• **Exercise requirements**: How many lines of the records hold the string "samtlige"? Reply with the number alone.

* START Task data *

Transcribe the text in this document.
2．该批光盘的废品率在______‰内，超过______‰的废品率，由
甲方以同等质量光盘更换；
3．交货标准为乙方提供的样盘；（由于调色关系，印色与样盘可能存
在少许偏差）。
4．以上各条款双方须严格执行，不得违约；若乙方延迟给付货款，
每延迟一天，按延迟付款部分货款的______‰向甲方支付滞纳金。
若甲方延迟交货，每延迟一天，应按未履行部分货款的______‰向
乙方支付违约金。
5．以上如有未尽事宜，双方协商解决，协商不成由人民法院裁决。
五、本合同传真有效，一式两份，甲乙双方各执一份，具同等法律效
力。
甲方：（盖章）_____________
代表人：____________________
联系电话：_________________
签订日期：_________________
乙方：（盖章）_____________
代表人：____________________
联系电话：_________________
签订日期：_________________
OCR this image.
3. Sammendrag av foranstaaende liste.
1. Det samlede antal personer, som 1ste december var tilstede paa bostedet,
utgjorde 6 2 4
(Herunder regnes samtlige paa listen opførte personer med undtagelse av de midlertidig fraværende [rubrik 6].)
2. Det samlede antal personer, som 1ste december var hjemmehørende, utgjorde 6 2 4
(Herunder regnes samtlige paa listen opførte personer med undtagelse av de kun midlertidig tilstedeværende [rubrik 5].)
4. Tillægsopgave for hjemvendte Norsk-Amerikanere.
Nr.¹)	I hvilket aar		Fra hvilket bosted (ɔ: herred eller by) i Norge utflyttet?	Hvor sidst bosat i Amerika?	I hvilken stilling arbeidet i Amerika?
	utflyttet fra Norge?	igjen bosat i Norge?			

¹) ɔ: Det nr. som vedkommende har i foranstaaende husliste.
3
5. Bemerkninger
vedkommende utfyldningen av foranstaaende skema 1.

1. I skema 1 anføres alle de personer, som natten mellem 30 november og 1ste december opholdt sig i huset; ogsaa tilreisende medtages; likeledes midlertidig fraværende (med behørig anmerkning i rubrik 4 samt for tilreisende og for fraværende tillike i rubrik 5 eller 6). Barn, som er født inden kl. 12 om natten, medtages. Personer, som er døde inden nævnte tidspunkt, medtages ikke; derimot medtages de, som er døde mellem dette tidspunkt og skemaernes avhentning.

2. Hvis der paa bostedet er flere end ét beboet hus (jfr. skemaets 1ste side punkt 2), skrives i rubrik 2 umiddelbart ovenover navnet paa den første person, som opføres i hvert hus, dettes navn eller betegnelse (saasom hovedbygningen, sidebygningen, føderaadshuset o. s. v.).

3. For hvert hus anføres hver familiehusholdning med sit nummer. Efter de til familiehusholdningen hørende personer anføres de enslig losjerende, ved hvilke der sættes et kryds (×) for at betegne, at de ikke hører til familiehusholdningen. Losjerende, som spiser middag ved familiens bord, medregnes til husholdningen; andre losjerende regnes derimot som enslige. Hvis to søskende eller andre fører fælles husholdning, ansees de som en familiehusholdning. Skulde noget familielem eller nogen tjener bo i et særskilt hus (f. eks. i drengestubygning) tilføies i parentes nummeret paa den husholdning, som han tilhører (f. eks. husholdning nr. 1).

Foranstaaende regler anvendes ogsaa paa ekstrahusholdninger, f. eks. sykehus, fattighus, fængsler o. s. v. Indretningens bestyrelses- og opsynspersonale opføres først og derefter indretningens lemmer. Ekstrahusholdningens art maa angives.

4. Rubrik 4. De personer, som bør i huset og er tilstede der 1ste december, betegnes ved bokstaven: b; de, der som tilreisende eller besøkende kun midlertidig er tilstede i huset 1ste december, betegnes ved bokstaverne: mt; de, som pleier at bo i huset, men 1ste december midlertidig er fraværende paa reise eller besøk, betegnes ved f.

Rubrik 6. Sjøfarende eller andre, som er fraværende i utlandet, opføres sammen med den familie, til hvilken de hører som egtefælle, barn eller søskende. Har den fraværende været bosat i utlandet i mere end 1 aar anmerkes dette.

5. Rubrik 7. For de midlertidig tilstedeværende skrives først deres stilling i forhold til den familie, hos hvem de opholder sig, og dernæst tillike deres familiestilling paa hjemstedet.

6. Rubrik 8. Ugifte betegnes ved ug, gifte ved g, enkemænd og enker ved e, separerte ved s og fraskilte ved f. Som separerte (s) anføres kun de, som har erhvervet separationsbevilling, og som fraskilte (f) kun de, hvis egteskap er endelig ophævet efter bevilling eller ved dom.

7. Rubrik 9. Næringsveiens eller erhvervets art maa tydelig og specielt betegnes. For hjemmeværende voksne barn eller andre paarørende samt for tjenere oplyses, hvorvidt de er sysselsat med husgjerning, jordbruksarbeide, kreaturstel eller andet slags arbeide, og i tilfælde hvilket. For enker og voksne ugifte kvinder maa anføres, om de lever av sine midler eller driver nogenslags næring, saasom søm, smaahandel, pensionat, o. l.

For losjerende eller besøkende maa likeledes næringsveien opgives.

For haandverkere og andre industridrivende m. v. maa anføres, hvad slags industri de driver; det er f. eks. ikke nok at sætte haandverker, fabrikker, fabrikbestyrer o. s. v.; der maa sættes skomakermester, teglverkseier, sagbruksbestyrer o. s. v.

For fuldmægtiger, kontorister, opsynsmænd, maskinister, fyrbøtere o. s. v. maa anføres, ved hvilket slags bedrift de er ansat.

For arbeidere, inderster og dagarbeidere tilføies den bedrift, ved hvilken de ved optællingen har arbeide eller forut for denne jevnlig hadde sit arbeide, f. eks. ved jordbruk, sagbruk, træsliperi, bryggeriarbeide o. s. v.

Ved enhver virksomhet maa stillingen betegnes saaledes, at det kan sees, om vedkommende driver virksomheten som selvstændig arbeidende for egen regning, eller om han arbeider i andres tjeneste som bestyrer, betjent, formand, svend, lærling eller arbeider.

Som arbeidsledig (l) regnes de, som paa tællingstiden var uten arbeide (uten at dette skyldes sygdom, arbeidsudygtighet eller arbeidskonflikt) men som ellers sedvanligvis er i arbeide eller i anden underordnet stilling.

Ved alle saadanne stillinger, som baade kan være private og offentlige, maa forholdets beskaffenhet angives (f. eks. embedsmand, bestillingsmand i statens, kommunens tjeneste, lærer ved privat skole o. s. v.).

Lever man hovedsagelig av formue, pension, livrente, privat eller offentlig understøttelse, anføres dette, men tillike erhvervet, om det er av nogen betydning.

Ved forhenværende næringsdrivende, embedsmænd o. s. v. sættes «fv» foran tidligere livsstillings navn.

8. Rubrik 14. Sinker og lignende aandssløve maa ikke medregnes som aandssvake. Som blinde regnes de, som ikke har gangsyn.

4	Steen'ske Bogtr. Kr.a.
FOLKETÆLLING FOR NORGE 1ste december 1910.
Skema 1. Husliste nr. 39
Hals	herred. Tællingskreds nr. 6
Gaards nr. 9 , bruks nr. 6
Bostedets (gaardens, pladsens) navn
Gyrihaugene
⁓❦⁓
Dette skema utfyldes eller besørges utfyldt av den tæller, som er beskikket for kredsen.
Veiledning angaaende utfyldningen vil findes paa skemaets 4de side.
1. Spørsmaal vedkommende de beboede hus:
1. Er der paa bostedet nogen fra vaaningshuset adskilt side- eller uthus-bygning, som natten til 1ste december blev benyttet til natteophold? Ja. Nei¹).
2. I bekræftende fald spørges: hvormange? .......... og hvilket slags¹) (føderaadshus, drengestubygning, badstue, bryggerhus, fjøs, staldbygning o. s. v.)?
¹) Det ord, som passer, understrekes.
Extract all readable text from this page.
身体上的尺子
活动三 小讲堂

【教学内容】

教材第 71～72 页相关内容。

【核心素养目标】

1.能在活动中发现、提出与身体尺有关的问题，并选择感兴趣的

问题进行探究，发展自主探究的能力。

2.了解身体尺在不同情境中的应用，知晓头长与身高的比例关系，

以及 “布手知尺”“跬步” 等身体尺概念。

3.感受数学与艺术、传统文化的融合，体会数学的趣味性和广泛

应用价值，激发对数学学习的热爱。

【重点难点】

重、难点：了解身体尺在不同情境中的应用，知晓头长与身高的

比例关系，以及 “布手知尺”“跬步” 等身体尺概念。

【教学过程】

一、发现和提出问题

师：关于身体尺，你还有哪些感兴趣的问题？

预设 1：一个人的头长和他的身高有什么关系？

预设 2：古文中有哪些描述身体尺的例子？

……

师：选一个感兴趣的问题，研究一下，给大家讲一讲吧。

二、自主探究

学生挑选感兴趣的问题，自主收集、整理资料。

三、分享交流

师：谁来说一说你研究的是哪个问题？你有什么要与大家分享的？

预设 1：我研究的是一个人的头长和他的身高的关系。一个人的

* END Task data *

• **Result below**: 2